== Dataset rows ==
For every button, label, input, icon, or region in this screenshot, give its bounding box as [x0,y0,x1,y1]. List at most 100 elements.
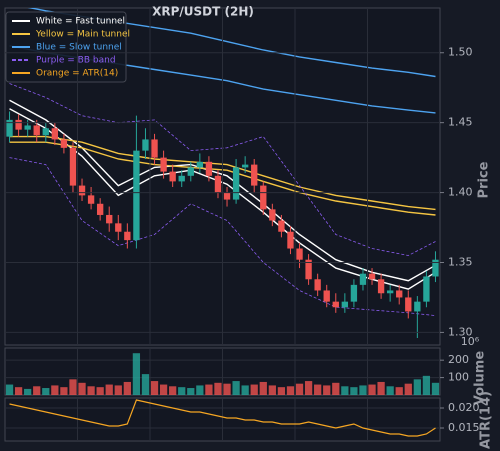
candle-body [60,139,68,148]
volume-bar [413,379,421,395]
candle-body [323,290,330,302]
candle-body [359,273,367,285]
candle-body [115,223,122,232]
volume-bar [14,387,23,395]
volume-bar [286,386,295,395]
candle-body [15,119,22,130]
atr-axis-label: ATR(14) [479,391,494,449]
candle-body [205,161,213,176]
volume-bar [24,388,32,395]
candle-body [51,128,59,140]
legend-label: Blue = Slow tunnel [36,43,122,53]
volume-bar [141,374,150,395]
candle-body [368,273,376,280]
volume-bar [159,384,168,395]
candle-body [241,164,249,168]
candle-body [350,284,358,302]
volume-bar [223,383,231,395]
volume-bar [422,375,431,395]
candle-body [6,119,13,137]
y-tick-label: 1.30 [448,325,473,338]
volume-bar [123,381,131,395]
candle-body [33,125,40,136]
volume-bar [350,387,358,395]
y-tick-label: 200 [448,353,469,366]
y-tick-label: 1.40 [448,186,473,199]
candle-body [260,185,267,210]
volume-bar [132,353,141,395]
candle-body [160,157,167,172]
volume-bar [295,383,304,395]
volume-bar [268,385,276,395]
candle-body [414,301,421,312]
candle-body [232,167,240,200]
legend-label: Orange = ATR(14) [36,69,118,79]
candle-body [124,231,131,241]
volume-bar [205,384,213,395]
volume-bar [304,381,313,395]
candle-body [223,192,231,200]
y-tick-label: 1.35 [448,255,473,268]
candle-body [24,125,31,130]
volume-bar [277,387,286,395]
candle-body [142,139,149,151]
volume-bar [431,382,440,395]
volume-bar [178,387,186,395]
y-tick-label: 1.45 [448,116,473,129]
candle-body [87,195,95,204]
candle-body [251,164,258,186]
volume-bar [386,386,394,395]
indicator-line [9,157,436,316]
y-tick-label: 100 [448,371,469,384]
chart-title: XRP/USDT (2H) [152,5,254,19]
volume-bar [395,387,403,395]
volume-bar [259,381,267,395]
volume-bar [51,385,59,395]
legend-label: Yellow = Main tunnel [35,30,130,40]
volume-bar [323,385,331,395]
candle-body [278,220,285,232]
candle-body [178,175,185,182]
volume-bar [5,384,14,395]
volume-bar [214,382,222,395]
volume-bar [368,384,376,395]
candle-body [296,248,303,260]
legend-label: Purple = BB band [36,56,116,66]
volume-bar [196,385,204,395]
volume-bar [241,385,249,395]
candle-body [332,301,339,308]
volume-bar [250,384,258,395]
indicator-line [9,83,436,256]
candle-body [269,209,276,221]
candle-body [405,297,412,312]
candle-body [377,279,385,294]
candle-body [133,150,140,241]
volume-bar [150,381,159,395]
candle-body [96,203,104,215]
candle-body [187,167,194,176]
y-axis-label: Price [477,161,492,198]
candle-body [106,214,113,224]
candle-body [196,161,204,168]
candle-body [305,259,312,280]
volume-bar [332,382,340,395]
candle-body [386,290,394,294]
candle-body [151,139,158,158]
volume-bar [232,381,240,395]
y-tick-label: 0.020 [448,401,480,414]
candle-body [341,301,349,308]
candle-body [169,171,176,182]
candle-body [214,175,222,193]
indicator-line [9,141,436,216]
indicator-line [9,135,436,211]
candle-body [423,276,430,302]
price-plot [6,8,439,339]
volume-bar [105,384,113,395]
volume-bar [78,382,86,395]
volume-bar [341,386,349,395]
candle-body [314,279,321,291]
volume-bar [87,386,95,395]
volume-bar [314,384,322,395]
candle-body [69,147,77,186]
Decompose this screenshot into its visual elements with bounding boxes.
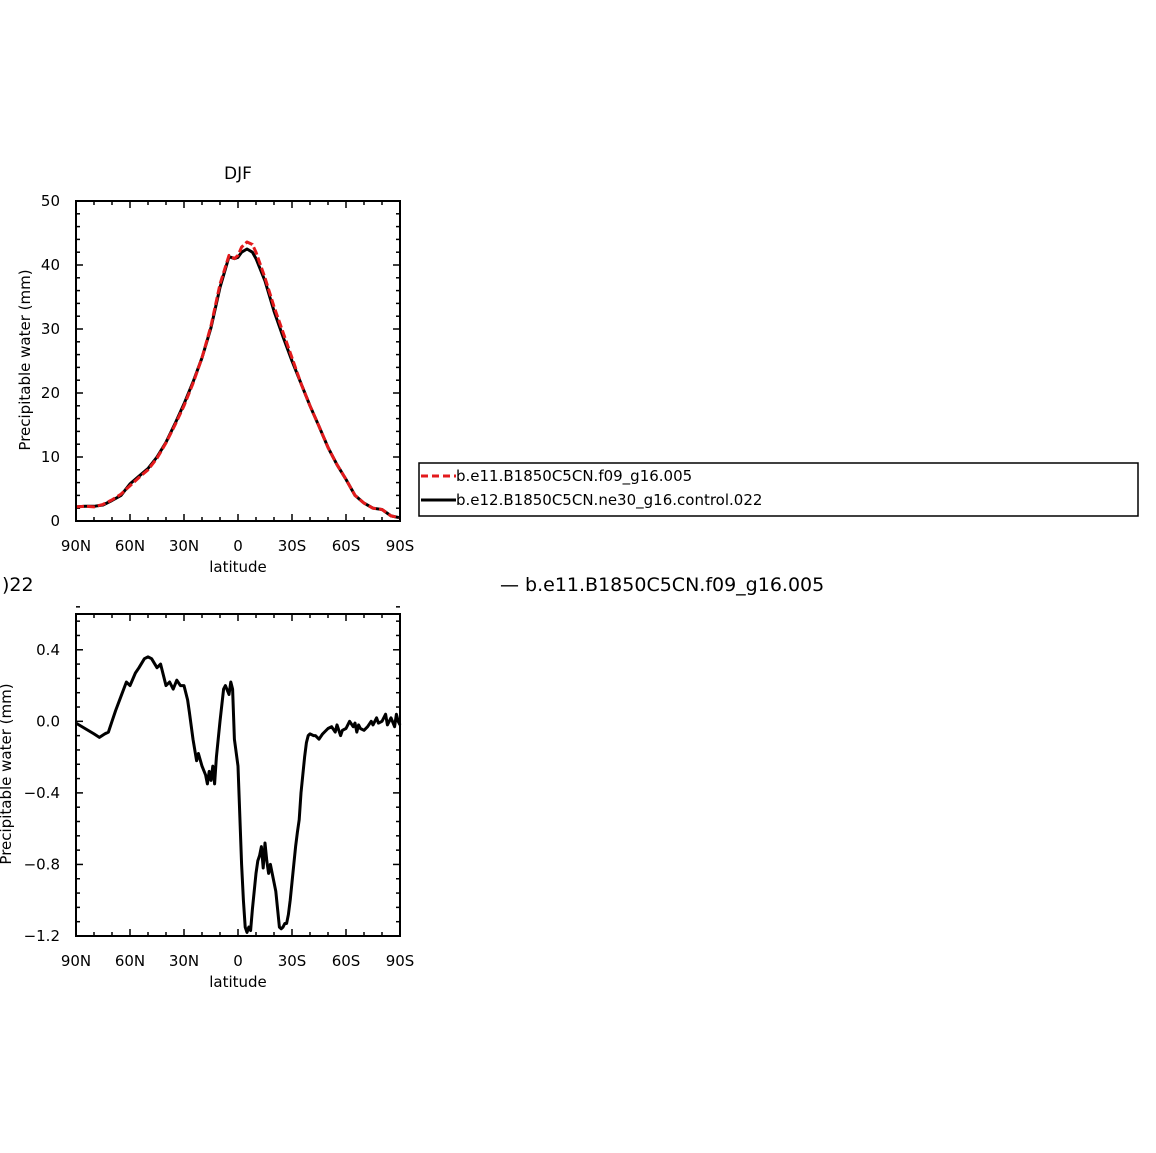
- top-plot-ylabel: Precipitable water (mm): [16, 269, 34, 450]
- top-plot-series: [75, 240, 401, 520]
- top-plot-title: DJF: [224, 164, 252, 184]
- legend-label-1: b.e12.B1850C5CN.ne30_g16.control.022: [456, 491, 762, 510]
- top-plot-frame: [75, 200, 401, 522]
- bottom-ytick-label: −0.4: [24, 784, 60, 802]
- top-plot-ticks: [75, 200, 401, 522]
- bottom-plot-title-left: )22: [2, 574, 34, 596]
- bottom-plot-series: [75, 655, 402, 934]
- top-series-line-0: [75, 240, 401, 520]
- bottom-plot-title-right: — b.e11.B1850C5CN.f09_g16.005: [500, 574, 824, 596]
- top-xtick-label: 30N: [169, 537, 199, 555]
- top-xtick-label: 60N: [115, 537, 145, 555]
- top-ytick-label: 0: [50, 512, 60, 530]
- top-series-line-1: [75, 247, 401, 520]
- top-ytick-label: 10: [41, 448, 60, 466]
- bottom-ytick-label: 0.4: [36, 641, 60, 659]
- legend-frame: [418, 462, 1139, 517]
- bottom-xtick-label: 60S: [332, 952, 361, 970]
- bottom-plot-tick-labels: 90N 60N 30N 0 30S 60S 90S −1.2 −0.8 −0.4 0.0 0.4: [24, 641, 415, 970]
- bottom-xtick-label: 90S: [386, 952, 415, 970]
- bottom-xtick-label: 0: [233, 952, 243, 970]
- top-plot-xlabel: latitude: [209, 558, 267, 576]
- top-plot-tick-labels: 90N 60N 30N 0 30S 60S 90S 0 10 20 30 40 50: [41, 192, 414, 555]
- top-ytick-label: 40: [41, 256, 60, 274]
- bottom-xtick-label: 60N: [115, 952, 145, 970]
- bottom-ytick-label: 0.0: [36, 712, 60, 730]
- bottom-plot: )22 — b.e11.B1850C5CN.f09_g16.005 Precip…: [0, 574, 824, 991]
- top-xtick-label: 90N: [61, 537, 91, 555]
- top-ytick-label: 20: [41, 384, 60, 402]
- bottom-plot-frame: [75, 613, 401, 937]
- bottom-xtick-label: 90N: [61, 952, 91, 970]
- top-ytick-label: 30: [41, 320, 60, 338]
- bottom-series-line-0: [75, 655, 402, 934]
- top-xtick-label: 0: [233, 537, 243, 555]
- bottom-xtick-label: 30N: [169, 952, 199, 970]
- bottom-ytick-label: −1.2: [24, 927, 60, 945]
- top-plot: DJF Precipitable water (mm) latitude 90N…: [16, 164, 414, 576]
- bottom-xtick-label: 30S: [278, 952, 307, 970]
- legend: b.e11.B1850C5CN.f09_g16.005 b.e12.B1850C…: [418, 462, 1139, 517]
- bottom-plot-xlabel: latitude: [209, 973, 267, 991]
- bottom-ytick-label: −0.8: [24, 855, 60, 873]
- top-xtick-label: 30S: [278, 537, 307, 555]
- top-xtick-label: 90S: [386, 537, 415, 555]
- bottom-plot-ylabel: Precipitable water (mm): [0, 683, 15, 864]
- legend-label-0: b.e11.B1850C5CN.f09_g16.005: [456, 467, 692, 486]
- top-ytick-label: 50: [41, 192, 60, 210]
- top-xtick-label: 60S: [332, 537, 361, 555]
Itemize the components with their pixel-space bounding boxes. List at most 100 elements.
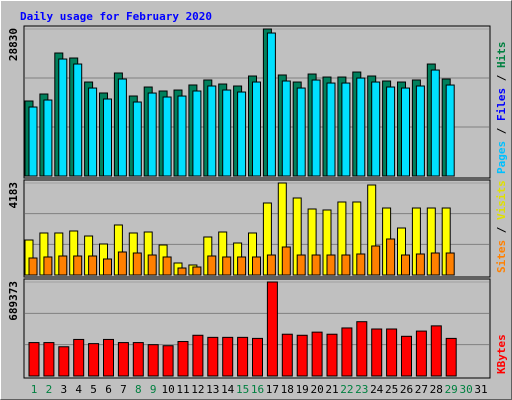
bar bbox=[222, 256, 232, 276]
bar bbox=[28, 106, 38, 177]
x-tick-label: 15 bbox=[236, 383, 249, 396]
x-tick-label: 29 bbox=[445, 383, 458, 396]
bar bbox=[266, 32, 276, 177]
bar bbox=[356, 321, 368, 377]
x-tick-label: 11 bbox=[176, 383, 189, 396]
bar bbox=[222, 336, 234, 377]
bar bbox=[177, 95, 187, 177]
bar bbox=[341, 82, 351, 177]
bar bbox=[132, 252, 142, 276]
x-tick-label: 24 bbox=[370, 383, 384, 396]
y-axis-label: Pages / Files / Hits bbox=[495, 42, 508, 175]
bar bbox=[281, 246, 291, 276]
bar bbox=[266, 281, 278, 377]
bar bbox=[401, 254, 410, 276]
bar bbox=[162, 256, 172, 276]
bar bbox=[296, 334, 308, 377]
bar bbox=[73, 255, 83, 276]
bar bbox=[252, 337, 263, 377]
bar bbox=[252, 256, 261, 276]
bar bbox=[207, 336, 219, 377]
x-tick-label: 19 bbox=[296, 383, 309, 396]
bar bbox=[73, 63, 83, 177]
bar bbox=[341, 327, 353, 377]
bar bbox=[43, 342, 55, 377]
bar bbox=[237, 336, 249, 377]
y-axis-label: Sites / Visits bbox=[495, 180, 508, 273]
bar bbox=[132, 101, 142, 177]
bar bbox=[132, 342, 144, 377]
bar bbox=[430, 325, 442, 377]
bar bbox=[445, 252, 455, 276]
x-tick-label: 28 bbox=[430, 383, 443, 396]
bar bbox=[386, 238, 396, 276]
bar bbox=[162, 96, 172, 177]
label-part: KBytes bbox=[495, 334, 508, 374]
x-tick-label: 3 bbox=[60, 383, 67, 396]
x-tick-label: 22 bbox=[340, 383, 353, 396]
bar bbox=[386, 86, 396, 177]
bar bbox=[266, 254, 276, 276]
bar bbox=[326, 254, 336, 276]
x-tick-label: 30 bbox=[459, 383, 472, 396]
x-tick-label: 21 bbox=[325, 383, 338, 396]
x-tick-label: 14 bbox=[221, 383, 235, 396]
x-tick-label: 12 bbox=[191, 383, 204, 396]
y-max-label: 689373 bbox=[7, 281, 20, 321]
x-tick-label: 9 bbox=[150, 383, 157, 396]
x-tick-label: 1 bbox=[31, 383, 38, 396]
bar bbox=[207, 255, 217, 276]
bar bbox=[341, 254, 351, 276]
bar bbox=[222, 89, 232, 177]
bar bbox=[103, 338, 114, 377]
bar bbox=[117, 251, 127, 276]
bar bbox=[445, 84, 455, 177]
bar bbox=[58, 58, 68, 177]
label-part: Files bbox=[495, 88, 508, 121]
x-tick-label: 17 bbox=[266, 383, 279, 396]
y-axis-label: KBytes bbox=[495, 334, 508, 374]
bar bbox=[162, 345, 174, 377]
bar bbox=[28, 257, 38, 276]
label-part: Sites bbox=[495, 240, 508, 273]
bar bbox=[281, 333, 293, 377]
bar bbox=[192, 334, 204, 377]
y-max-label: 4183 bbox=[7, 182, 20, 209]
bar bbox=[147, 254, 157, 276]
x-tick-label: 5 bbox=[90, 383, 97, 396]
bar bbox=[401, 87, 410, 177]
bar bbox=[430, 69, 440, 177]
label-separator: / bbox=[495, 220, 508, 240]
bar bbox=[117, 78, 127, 177]
x-tick-label: 10 bbox=[161, 383, 174, 396]
bar bbox=[43, 256, 53, 276]
x-tick-label: 20 bbox=[310, 383, 323, 396]
x-tick-label: 2 bbox=[46, 383, 53, 396]
bar bbox=[43, 99, 53, 177]
bar bbox=[237, 91, 247, 177]
bar bbox=[73, 338, 85, 377]
label-part: Visits bbox=[495, 180, 508, 220]
bar bbox=[386, 328, 398, 377]
bar bbox=[103, 258, 112, 276]
x-tick-label: 26 bbox=[400, 383, 413, 396]
bar bbox=[356, 253, 366, 276]
bar bbox=[445, 337, 457, 377]
y-max-label: 28830 bbox=[7, 28, 20, 61]
bar bbox=[356, 77, 366, 177]
bar bbox=[415, 253, 425, 276]
bar bbox=[28, 342, 40, 377]
x-tick-label: 4 bbox=[75, 383, 82, 396]
bar bbox=[58, 346, 70, 377]
bar bbox=[326, 333, 338, 377]
bar bbox=[401, 335, 412, 377]
bar bbox=[177, 267, 187, 276]
bar bbox=[311, 331, 323, 377]
bar bbox=[371, 328, 383, 377]
x-tick-label: 16 bbox=[251, 383, 264, 396]
bar bbox=[281, 80, 291, 177]
bar bbox=[296, 87, 306, 177]
chart-title: Daily usage for February 2020 bbox=[20, 10, 212, 23]
bar bbox=[430, 252, 440, 276]
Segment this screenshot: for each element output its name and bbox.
===
Aim of the task
Retype the lines of the material exactly, beginning with the line that contains "candle-body [60,139,68,148]" and ending with the line that contains "candle-body [51,128,59,140]", both included.

Response to the exercise
candle-body [60,139,68,148]
volume-bar [413,379,421,395]
candle-body [323,290,330,302]
candle-body [359,273,367,285]
candle-body [115,223,122,232]
volume-bar [14,387,23,395]
volume-bar [286,386,295,395]
candle-body [15,119,22,130]
atr-axis-label: ATR(14) [479,391,494,449]
candle-body [205,161,213,176]
volume-bar [24,388,32,395]
candle-body [51,128,59,140]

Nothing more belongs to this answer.